Requirement — Pull every line holding the string "clear" from the records below.
** start **
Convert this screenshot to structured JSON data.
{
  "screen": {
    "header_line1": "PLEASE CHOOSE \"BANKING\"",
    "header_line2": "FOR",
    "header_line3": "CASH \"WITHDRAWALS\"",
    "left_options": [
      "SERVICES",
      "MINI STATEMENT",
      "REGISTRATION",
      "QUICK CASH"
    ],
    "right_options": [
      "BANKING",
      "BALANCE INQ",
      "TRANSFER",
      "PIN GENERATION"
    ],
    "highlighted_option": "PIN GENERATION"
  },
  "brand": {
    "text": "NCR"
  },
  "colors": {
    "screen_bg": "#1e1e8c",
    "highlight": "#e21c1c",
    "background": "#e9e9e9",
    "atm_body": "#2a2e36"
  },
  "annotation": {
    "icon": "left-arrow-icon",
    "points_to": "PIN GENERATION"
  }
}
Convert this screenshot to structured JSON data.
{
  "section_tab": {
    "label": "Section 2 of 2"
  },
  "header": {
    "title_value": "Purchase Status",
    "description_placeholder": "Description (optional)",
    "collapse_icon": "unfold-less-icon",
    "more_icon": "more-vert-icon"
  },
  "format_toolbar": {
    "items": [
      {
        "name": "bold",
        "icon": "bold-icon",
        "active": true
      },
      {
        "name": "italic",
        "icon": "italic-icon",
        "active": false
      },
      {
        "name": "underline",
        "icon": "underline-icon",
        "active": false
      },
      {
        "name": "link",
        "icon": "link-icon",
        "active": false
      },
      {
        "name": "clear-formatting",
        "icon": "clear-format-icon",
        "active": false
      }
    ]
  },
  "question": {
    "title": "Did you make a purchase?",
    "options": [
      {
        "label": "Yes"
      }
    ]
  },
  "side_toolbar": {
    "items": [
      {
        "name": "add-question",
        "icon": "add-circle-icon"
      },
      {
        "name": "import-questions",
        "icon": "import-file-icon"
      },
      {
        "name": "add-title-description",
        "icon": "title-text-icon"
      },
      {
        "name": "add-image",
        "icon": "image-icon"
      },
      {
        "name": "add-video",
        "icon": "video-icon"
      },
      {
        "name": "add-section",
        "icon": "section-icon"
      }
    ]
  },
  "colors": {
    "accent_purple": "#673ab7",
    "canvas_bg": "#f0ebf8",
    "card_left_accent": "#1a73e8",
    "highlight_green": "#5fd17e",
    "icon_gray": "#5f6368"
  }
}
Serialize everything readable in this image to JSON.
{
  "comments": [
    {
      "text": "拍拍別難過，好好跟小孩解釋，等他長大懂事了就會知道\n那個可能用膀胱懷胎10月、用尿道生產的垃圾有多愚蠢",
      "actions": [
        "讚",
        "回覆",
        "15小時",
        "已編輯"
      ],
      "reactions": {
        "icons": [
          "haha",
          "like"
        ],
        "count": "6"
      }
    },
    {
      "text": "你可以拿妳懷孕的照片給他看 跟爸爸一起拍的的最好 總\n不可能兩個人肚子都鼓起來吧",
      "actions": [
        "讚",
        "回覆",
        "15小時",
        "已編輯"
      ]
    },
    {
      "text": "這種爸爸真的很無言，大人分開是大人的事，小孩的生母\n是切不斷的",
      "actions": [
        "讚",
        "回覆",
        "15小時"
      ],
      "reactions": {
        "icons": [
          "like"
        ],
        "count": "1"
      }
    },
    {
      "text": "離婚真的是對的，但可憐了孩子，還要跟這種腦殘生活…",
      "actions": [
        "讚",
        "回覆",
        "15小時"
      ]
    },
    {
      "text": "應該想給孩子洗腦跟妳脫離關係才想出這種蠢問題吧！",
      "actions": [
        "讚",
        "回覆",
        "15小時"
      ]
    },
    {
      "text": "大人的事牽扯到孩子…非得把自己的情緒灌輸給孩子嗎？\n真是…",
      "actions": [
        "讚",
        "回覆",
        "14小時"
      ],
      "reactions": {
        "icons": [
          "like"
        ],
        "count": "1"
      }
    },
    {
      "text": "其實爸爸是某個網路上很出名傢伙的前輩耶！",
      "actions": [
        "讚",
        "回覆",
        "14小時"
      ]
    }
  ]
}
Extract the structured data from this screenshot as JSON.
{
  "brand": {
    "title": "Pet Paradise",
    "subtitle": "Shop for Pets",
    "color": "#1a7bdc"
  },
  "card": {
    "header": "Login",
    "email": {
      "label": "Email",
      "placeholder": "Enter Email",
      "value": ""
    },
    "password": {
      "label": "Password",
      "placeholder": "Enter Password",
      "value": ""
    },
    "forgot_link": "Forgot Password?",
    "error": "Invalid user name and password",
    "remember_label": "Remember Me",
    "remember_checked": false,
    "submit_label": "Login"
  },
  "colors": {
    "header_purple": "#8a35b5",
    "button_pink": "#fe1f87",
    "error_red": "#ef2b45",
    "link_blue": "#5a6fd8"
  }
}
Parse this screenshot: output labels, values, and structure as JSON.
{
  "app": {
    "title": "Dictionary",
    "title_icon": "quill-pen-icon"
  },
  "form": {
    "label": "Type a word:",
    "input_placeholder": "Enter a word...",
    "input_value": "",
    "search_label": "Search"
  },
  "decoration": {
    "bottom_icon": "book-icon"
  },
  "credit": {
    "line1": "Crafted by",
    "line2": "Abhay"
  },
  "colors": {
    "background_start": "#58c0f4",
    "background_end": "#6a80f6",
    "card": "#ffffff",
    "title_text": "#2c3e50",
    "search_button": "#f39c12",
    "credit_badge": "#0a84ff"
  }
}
** end **
Worked answer —
        "name": "clear-formatting",
        "icon": "clear-format-icon",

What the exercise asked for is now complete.